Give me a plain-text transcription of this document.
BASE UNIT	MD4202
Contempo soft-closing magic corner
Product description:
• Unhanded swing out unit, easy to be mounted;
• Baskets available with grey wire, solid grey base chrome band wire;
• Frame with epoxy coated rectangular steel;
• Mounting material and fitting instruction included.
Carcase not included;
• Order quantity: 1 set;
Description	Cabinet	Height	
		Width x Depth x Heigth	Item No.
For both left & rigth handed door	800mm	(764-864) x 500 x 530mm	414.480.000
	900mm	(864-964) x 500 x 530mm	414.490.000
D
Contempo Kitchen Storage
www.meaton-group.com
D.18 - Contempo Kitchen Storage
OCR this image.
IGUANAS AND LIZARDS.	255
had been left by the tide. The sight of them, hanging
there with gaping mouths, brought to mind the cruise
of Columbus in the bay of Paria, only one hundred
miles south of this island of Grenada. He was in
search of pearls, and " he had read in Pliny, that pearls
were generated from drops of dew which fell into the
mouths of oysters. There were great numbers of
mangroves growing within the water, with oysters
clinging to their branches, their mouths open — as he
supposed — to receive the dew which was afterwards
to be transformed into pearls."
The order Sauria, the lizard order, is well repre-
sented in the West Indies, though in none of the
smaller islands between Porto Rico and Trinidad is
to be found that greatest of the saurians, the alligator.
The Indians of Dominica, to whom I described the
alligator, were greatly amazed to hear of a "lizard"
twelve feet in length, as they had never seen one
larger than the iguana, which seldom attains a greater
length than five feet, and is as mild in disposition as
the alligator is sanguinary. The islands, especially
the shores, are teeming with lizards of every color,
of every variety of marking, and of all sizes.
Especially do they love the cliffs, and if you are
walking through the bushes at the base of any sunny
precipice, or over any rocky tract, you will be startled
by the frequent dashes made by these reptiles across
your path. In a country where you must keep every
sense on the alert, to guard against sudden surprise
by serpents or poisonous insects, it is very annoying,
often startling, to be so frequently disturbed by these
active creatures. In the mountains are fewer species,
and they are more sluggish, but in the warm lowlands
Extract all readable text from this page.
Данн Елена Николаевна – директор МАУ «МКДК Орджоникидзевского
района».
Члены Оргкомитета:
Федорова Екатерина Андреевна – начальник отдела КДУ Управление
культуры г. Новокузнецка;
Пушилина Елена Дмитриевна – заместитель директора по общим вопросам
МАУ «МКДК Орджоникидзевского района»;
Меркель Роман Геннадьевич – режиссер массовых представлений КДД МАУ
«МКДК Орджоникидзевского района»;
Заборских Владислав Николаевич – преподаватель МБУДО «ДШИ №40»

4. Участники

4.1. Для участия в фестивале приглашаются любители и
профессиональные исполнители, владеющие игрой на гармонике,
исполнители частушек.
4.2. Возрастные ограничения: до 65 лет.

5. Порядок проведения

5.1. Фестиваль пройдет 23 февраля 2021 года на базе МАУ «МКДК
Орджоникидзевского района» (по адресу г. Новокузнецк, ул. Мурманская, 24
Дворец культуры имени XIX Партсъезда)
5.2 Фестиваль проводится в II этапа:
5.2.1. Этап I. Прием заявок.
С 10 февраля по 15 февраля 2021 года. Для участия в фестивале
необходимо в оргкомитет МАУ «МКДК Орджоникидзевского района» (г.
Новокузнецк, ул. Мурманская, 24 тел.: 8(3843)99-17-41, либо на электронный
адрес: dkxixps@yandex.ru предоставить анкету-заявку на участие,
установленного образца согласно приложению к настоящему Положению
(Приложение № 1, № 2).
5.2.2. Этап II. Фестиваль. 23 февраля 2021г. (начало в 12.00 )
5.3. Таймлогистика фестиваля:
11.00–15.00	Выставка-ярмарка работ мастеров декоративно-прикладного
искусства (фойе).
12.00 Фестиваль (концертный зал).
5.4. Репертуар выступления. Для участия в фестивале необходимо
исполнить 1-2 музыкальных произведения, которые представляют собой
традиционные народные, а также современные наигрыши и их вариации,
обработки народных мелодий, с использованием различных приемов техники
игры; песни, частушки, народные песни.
_ _ _ _ _
Prompt
Reproduce all of the data exactly as given.

Answer
Give me a plain-text transcription of this document.
BASE UNIT	MD4202
Contempo soft-closing magic corner
Product description:
• Unhanded swing out unit, easy to be mounted;
• Baskets available with grey wire, solid grey base chrome band wire;
• Frame with epoxy coated rectangular steel;
• Mounting material and fitting instruction included.
Carcase not included;
• Order quantity: 1 set;
Description	Cabinet	Height	
		Width x Depth x Heigth	Item No.
For both left & rigth handed door	800mm	(764-864) x 500 x 530mm	414.480.000
	900mm	(864-964) x 500 x 530mm	414.490.000
D
Contempo Kitchen Storage
www.meaton-group.com
D.18 - Contempo Kitchen Storage
OCR this image.
IGUANAS AND LIZARDS.	255
had been left by the tide. The sight of them, hanging
there with gaping mouths, brought to mind the cruise
of Columbus in the bay of Paria, only one hundred
miles south of this island of Grenada. He was in
search of pearls, and " he had read in Pliny, that pearls
were generated from drops of dew which fell into the
mouths of oysters. There were great numbers of
mangroves growing within the water, with oysters
clinging to their branches, their mouths open — as he
supposed — to receive the dew which was afterwards
to be transformed into pearls."
The order Sauria, the lizard order, is well repre-
sented in the West Indies, though in none of the
smaller islands between Porto Rico and Trinidad is
to be found that greatest of the saurians, the alligator.
The Indians of Dominica, to whom I described the
alligator, were greatly amazed to hear of a "lizard"
twelve feet in length, as they had never seen one
larger than the iguana, which seldom attains a greater
length than five feet, and is as mild in disposition as
the alligator is sanguinary. The islands, especially
the shores, are teeming with lizards of every color,
of every variety of marking, and of all sizes.
Especially do they love the cliffs, and if you are
walking through the bushes at the base of any sunny
precipice, or over any rocky tract, you will be startled
by the frequent dashes made by these reptiles across
your path. In a country where you must keep every
sense on the alert, to guard against sudden surprise
by serpents or poisonous insects, it is very annoying,
often startling, to be so frequently disturbed by these
active creatures. In the mountains are fewer species,
and they are more sluggish, but in the warm lowlands
Extract all readable text from this page.
Данн Елена Николаевна – директор МАУ «МКДК Орджоникидзевского
района».
Члены Оргкомитета:
Федорова Екатерина Андреевна – начальник отдела КДУ Управление
культуры г. Новокузнецка;
Пушилина Елена Дмитриевна – заместитель директора по общим вопросам
МАУ «МКДК Орджоникидзевского района»;
Меркель Роман Геннадьевич – режиссер массовых представлений КДД МАУ
«МКДК Орджоникидзевского района»;
Заборских Владислав Николаевич – преподаватель МБУДО «ДШИ №40»

4. Участники

4.1. Для участия в фестивале приглашаются любители и
профессиональные исполнители, владеющие игрой на гармонике,
исполнители частушек.
4.2. Возрастные ограничения: до 65 лет.

5. Порядок проведения

5.1. Фестиваль пройдет 23 февраля 2021 года на базе МАУ «МКДК
Орджоникидзевского района» (по адресу г. Новокузнецк, ул. Мурманская, 24
Дворец культуры имени XIX Партсъезда)
5.2 Фестиваль проводится в II этапа:
5.2.1. Этап I. Прием заявок.
С 10 февраля по 15 февраля 2021 года. Для участия в фестивале
необходимо в оргкомитет МАУ «МКДК Орджоникидзевского района» (г.
Новокузнецк, ул. Мурманская, 24 тел.: 8(3843)99-17-41, либо на электронный
адрес: dkxixps@yandex.ru предоставить анкету-заявку на участие,
установленного образца согласно приложению к настоящему Положению
(Приложение № 1, № 2).
5.2.2. Этап II. Фестиваль. 23 февраля 2021г. (начало в 12.00 )
5.3. Таймлогистика фестиваля:
11.00–15.00	Выставка-ярмарка работ мастеров декоративно-прикладного
искусства (фойе).
12.00 Фестиваль (концертный зал).
5.4. Репертуар выступления. Для участия в фестивале необходимо
исполнить 1-2 музыкальных произведения, которые представляют собой
традиционные народные, а также современные наигрыши и их вариации,
обработки народных мелодий, с использованием различных приемов техники
игры; песни, частушки, народные песни.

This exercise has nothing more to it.